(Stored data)
————————

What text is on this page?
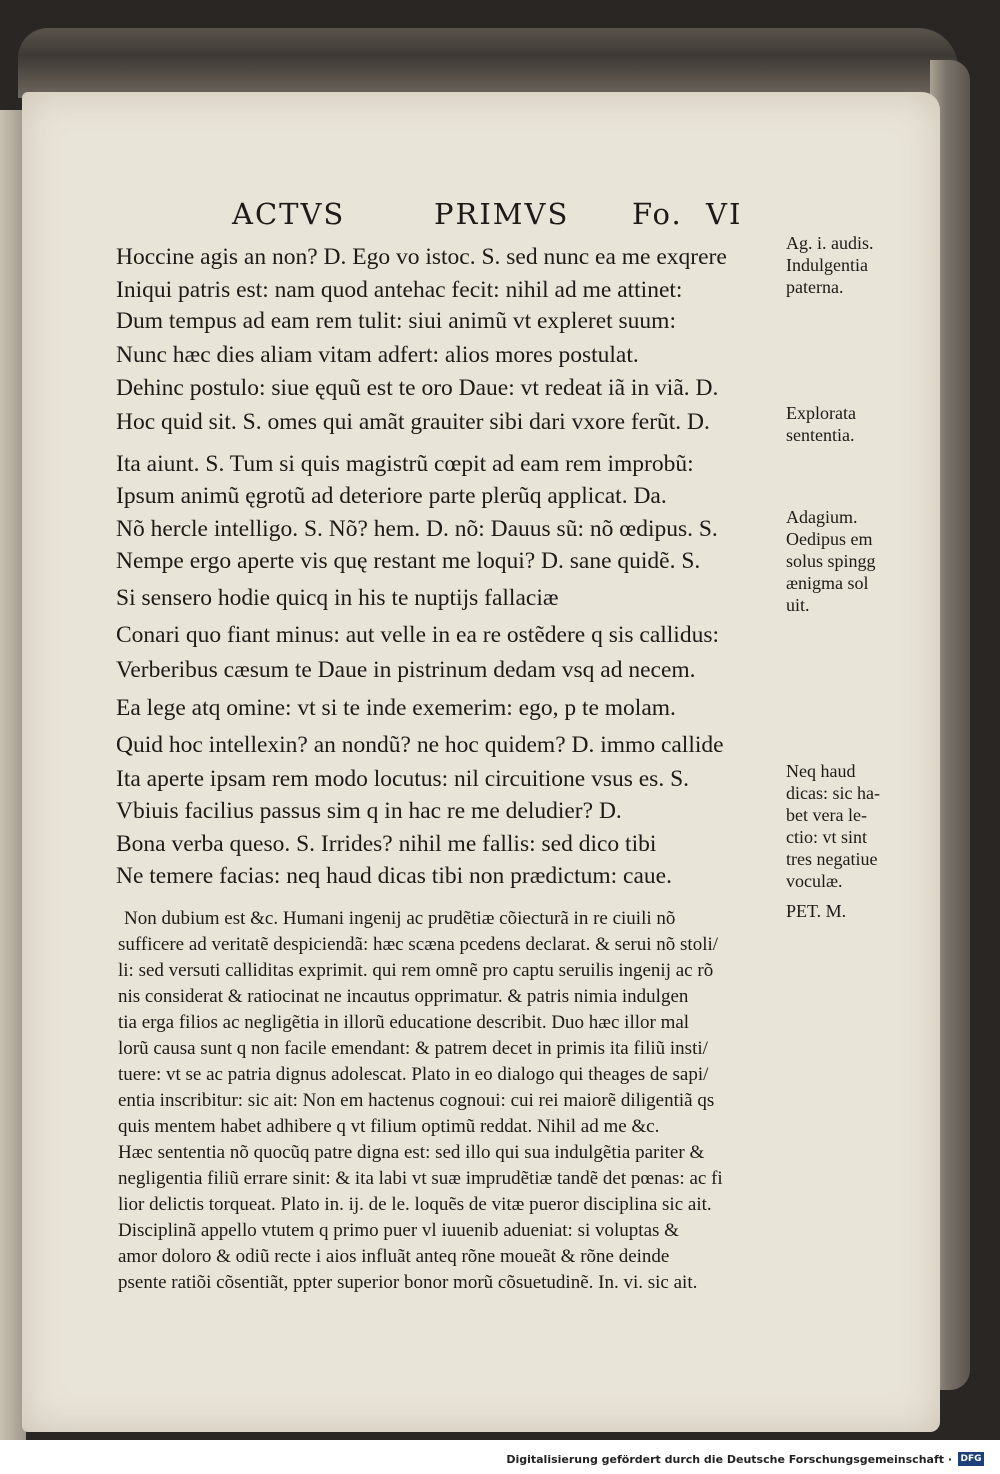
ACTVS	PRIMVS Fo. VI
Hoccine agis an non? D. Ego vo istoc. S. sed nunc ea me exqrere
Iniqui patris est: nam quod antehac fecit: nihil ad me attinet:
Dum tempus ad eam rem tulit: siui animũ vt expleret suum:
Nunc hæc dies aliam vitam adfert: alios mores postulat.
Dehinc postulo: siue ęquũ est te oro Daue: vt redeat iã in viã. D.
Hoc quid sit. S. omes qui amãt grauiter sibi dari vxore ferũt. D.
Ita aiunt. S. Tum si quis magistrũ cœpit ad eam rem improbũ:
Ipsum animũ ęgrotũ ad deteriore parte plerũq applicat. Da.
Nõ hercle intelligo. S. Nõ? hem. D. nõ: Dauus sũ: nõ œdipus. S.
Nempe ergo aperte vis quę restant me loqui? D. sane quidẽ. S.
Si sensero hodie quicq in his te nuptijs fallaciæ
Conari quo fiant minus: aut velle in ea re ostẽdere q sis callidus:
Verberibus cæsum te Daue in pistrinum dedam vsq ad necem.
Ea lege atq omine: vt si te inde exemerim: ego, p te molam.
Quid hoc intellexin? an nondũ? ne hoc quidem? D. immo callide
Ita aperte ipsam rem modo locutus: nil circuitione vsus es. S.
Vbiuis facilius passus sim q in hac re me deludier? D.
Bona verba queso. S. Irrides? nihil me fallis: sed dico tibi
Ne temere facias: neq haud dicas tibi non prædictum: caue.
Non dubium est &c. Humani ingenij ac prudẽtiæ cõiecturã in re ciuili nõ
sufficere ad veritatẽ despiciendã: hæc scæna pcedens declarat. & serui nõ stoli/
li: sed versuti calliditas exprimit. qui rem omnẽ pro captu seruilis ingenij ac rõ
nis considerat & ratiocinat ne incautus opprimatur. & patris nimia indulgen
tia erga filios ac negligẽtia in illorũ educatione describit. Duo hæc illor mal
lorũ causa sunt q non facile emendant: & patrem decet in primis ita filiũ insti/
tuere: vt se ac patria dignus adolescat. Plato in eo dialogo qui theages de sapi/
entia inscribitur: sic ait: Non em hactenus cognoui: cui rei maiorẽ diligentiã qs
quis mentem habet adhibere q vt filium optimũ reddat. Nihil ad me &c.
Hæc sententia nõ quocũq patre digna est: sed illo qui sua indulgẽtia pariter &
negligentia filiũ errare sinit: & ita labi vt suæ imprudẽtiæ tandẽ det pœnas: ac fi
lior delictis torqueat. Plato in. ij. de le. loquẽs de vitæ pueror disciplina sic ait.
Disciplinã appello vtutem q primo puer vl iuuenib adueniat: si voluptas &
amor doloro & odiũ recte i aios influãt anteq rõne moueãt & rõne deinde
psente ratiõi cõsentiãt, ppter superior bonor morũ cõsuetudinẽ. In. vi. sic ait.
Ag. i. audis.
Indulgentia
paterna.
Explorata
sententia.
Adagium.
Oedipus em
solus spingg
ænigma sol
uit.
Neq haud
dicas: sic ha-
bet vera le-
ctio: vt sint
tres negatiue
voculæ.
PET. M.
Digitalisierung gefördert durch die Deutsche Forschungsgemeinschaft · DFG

————————

- [What is needed]: Copy each line of the data above that holds "patris".

- [Exercise output]:
Iniqui patris est: nam quod antehac fecit: nihil ad me attinet:
nis considerat & ratiocinat ne incautus opprimatur. & patris nimia indulgen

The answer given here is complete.